→ Objective
Locate the word "updates" in the material, then show every line that holds it.

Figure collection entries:
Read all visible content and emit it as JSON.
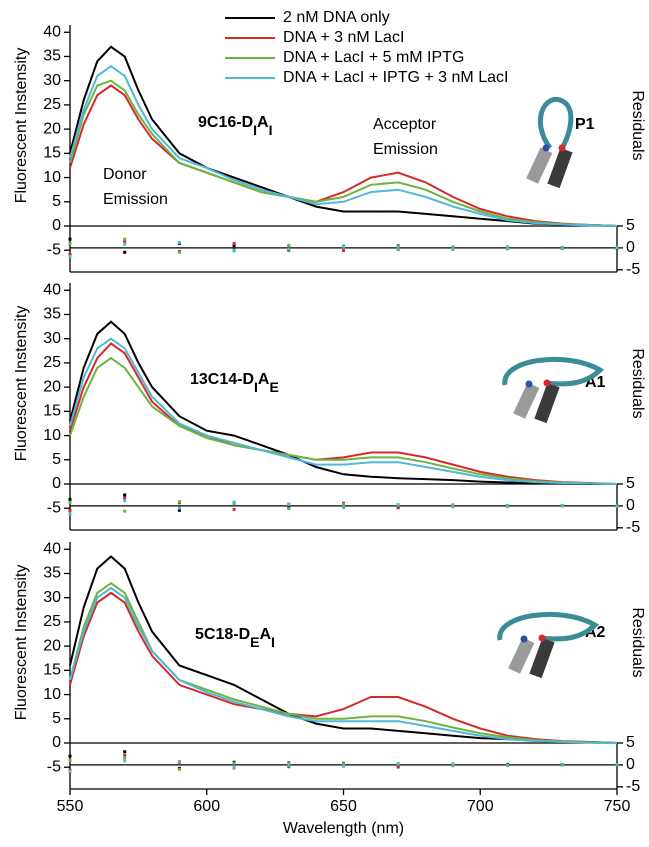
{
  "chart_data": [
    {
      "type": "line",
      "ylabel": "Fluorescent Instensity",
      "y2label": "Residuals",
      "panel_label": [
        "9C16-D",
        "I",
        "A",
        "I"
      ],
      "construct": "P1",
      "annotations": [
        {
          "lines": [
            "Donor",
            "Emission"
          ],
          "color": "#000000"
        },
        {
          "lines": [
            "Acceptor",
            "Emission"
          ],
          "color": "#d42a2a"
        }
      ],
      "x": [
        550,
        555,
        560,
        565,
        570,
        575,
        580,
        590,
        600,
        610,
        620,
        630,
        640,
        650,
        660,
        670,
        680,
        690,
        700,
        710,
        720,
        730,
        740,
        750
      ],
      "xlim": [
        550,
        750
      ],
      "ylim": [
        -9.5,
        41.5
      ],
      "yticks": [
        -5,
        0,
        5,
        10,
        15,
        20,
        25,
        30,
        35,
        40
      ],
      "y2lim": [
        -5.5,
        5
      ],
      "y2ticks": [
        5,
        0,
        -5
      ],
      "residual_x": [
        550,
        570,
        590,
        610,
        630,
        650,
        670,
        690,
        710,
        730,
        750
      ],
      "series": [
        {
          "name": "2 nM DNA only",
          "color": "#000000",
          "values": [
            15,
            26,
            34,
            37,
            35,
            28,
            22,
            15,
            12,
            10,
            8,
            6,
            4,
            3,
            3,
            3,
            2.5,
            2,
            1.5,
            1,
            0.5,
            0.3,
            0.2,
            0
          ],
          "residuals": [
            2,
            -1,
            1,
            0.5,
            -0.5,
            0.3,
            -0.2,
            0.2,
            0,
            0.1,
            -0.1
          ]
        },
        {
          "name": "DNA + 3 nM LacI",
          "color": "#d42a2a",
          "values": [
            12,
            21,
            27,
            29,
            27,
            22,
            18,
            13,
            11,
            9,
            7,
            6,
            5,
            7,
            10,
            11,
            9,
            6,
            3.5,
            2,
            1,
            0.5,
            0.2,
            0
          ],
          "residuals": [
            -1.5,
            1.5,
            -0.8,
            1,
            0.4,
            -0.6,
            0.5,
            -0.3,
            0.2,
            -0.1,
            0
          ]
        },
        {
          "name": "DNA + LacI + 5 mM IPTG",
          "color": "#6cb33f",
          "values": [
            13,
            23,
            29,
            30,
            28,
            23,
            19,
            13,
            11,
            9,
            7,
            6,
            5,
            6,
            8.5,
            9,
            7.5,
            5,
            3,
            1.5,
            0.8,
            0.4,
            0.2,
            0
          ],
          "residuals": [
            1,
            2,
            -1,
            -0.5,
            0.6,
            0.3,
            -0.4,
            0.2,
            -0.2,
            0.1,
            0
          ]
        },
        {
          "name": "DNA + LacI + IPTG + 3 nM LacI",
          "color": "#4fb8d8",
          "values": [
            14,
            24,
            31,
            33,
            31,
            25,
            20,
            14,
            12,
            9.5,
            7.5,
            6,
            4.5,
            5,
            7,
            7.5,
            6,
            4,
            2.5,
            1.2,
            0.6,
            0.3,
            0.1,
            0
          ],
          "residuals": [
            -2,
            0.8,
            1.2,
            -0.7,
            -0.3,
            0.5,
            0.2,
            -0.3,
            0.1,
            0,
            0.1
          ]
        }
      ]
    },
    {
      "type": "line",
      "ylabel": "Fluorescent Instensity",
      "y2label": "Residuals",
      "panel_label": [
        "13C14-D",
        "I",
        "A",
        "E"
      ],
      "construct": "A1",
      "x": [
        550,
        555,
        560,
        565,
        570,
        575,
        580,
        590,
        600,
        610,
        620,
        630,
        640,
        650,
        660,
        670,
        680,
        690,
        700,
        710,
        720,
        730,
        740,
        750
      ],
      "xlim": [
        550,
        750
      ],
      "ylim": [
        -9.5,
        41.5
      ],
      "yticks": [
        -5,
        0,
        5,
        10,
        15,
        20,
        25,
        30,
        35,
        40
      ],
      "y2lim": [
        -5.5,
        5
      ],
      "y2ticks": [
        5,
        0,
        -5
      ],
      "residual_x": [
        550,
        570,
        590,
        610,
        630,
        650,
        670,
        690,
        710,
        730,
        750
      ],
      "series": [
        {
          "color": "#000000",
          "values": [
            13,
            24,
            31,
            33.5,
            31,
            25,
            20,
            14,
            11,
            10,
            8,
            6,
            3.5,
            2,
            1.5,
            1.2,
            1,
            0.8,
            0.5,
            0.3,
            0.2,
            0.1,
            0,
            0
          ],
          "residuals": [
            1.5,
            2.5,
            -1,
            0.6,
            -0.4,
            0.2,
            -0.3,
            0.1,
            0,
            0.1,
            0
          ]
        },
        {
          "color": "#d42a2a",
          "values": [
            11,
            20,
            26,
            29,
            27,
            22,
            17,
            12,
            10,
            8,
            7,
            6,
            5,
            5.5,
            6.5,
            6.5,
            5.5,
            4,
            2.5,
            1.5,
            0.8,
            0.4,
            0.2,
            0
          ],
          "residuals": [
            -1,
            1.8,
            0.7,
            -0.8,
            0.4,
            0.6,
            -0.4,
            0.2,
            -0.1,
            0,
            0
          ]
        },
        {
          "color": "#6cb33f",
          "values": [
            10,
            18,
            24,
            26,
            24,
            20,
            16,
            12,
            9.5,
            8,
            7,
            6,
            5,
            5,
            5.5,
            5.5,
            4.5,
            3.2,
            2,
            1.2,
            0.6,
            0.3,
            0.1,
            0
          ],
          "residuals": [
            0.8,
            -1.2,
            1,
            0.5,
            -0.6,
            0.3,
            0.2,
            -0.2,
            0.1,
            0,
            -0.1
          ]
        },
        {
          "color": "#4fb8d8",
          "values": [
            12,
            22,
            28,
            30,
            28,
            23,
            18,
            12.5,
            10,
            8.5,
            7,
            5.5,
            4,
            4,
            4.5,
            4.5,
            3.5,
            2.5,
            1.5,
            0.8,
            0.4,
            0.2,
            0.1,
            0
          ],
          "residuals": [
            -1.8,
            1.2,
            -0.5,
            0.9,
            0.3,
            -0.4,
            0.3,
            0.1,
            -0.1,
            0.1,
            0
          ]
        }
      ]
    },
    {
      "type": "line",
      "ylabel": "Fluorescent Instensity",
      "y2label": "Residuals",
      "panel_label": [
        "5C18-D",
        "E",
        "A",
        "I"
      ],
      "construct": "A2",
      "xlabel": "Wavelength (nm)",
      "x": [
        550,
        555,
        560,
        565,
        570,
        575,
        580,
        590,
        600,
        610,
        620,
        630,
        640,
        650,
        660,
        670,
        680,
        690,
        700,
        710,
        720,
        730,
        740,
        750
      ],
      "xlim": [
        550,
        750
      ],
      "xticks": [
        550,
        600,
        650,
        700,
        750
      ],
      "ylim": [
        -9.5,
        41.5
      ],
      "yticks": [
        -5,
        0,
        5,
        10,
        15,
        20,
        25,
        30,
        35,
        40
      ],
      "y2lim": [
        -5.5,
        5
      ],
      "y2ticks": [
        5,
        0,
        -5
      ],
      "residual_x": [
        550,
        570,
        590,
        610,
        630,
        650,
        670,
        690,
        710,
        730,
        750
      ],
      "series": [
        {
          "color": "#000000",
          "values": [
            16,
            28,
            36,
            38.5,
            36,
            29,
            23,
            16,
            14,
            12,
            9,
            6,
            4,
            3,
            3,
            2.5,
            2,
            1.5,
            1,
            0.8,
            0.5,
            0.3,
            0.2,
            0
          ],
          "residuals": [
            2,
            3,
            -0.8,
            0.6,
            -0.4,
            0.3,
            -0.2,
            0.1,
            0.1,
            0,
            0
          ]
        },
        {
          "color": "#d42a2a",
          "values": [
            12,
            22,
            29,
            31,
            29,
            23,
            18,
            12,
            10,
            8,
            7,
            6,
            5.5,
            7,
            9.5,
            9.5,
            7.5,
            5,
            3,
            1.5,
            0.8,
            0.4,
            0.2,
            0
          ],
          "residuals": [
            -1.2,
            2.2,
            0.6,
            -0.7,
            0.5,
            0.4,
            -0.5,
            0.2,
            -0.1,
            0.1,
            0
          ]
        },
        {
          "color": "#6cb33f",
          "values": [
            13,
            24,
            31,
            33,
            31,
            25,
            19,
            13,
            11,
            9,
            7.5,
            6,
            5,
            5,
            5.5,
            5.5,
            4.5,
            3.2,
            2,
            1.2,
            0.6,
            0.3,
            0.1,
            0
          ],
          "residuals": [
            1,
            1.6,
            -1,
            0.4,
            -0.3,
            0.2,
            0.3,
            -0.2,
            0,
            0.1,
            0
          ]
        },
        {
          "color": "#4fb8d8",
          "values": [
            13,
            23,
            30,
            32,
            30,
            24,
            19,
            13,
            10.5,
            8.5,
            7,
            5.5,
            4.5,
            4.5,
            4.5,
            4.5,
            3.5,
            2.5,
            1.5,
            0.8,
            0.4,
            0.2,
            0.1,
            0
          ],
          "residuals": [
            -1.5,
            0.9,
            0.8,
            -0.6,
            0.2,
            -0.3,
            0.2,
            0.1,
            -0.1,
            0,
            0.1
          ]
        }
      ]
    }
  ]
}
--
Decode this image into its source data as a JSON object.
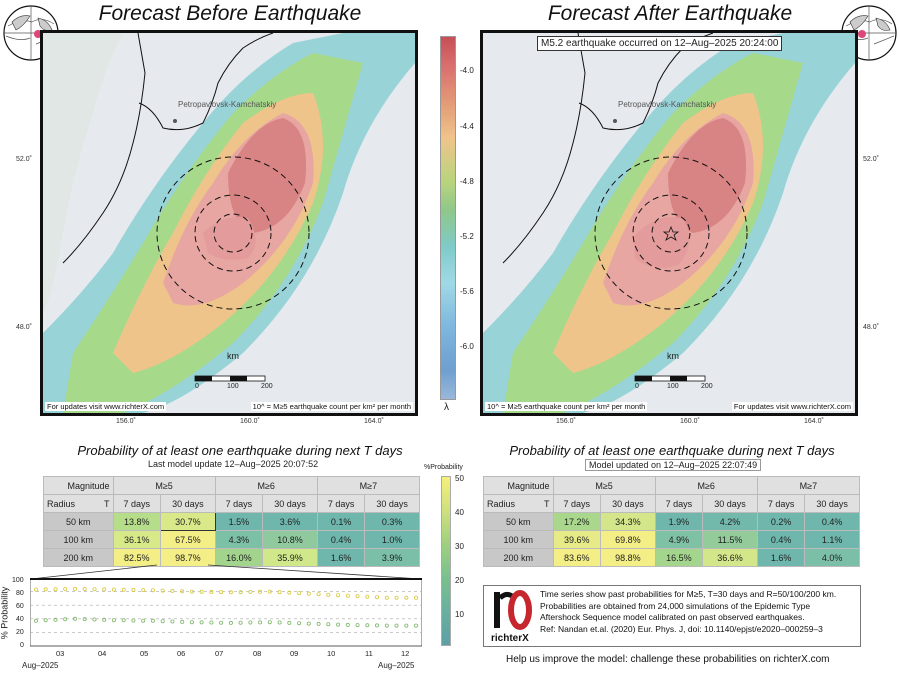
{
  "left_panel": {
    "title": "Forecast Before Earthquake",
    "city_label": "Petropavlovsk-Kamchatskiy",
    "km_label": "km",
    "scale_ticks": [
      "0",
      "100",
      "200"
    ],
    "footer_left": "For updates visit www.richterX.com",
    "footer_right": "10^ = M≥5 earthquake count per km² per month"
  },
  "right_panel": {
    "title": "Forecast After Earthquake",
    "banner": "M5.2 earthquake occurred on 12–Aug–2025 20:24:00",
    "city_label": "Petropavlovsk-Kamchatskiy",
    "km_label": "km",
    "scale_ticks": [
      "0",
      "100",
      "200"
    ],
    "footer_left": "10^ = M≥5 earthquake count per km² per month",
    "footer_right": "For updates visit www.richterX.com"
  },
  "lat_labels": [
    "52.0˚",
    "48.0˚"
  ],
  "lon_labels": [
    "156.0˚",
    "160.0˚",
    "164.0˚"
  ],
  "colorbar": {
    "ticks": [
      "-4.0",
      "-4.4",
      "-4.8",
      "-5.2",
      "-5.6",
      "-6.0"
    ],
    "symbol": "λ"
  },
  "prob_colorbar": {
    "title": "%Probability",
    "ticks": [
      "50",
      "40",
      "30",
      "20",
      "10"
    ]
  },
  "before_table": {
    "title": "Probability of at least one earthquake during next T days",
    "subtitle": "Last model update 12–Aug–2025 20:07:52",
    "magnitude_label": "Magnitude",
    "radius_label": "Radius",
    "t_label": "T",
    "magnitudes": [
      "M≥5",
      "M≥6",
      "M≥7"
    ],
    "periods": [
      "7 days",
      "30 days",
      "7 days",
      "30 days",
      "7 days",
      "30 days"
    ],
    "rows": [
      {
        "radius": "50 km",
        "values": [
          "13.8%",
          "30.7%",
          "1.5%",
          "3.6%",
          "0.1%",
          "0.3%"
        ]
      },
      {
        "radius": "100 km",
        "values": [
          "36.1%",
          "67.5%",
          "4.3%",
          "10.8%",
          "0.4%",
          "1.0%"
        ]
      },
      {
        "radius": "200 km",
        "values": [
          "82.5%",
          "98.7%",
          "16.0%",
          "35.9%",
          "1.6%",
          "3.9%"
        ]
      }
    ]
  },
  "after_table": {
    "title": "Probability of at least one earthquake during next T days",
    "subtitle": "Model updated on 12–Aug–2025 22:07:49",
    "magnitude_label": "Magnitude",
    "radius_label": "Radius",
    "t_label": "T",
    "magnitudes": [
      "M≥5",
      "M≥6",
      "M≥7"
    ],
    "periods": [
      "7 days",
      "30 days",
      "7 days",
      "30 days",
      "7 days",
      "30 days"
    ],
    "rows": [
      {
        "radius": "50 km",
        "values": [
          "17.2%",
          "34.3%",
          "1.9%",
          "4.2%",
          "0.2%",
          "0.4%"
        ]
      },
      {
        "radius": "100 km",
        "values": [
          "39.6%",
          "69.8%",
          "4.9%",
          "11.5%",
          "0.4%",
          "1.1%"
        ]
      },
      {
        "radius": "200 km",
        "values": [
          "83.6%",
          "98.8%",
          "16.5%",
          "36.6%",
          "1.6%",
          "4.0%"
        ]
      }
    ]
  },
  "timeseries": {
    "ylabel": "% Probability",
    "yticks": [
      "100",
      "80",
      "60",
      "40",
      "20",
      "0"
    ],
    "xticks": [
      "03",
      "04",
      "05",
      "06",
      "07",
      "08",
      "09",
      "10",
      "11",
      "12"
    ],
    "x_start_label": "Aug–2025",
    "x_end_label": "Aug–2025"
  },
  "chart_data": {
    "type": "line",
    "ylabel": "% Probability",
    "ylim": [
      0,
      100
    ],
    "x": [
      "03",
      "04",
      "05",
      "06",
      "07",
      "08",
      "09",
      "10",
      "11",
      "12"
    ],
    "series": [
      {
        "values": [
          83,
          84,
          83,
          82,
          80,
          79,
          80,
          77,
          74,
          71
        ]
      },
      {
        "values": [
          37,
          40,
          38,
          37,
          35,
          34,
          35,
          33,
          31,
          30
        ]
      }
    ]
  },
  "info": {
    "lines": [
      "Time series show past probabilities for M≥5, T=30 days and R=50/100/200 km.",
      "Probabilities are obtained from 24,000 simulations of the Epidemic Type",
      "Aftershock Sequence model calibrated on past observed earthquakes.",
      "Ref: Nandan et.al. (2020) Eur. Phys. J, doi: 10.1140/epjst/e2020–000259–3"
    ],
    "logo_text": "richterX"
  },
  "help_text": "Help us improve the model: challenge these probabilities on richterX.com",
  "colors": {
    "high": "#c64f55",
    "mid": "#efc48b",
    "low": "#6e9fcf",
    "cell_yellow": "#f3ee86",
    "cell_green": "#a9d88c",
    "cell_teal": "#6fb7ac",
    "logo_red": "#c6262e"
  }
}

→ Result for this task
    "footer_left": "For updates visit www.richterX.com",
    "footer_right": "For updates visit www.richterX.com"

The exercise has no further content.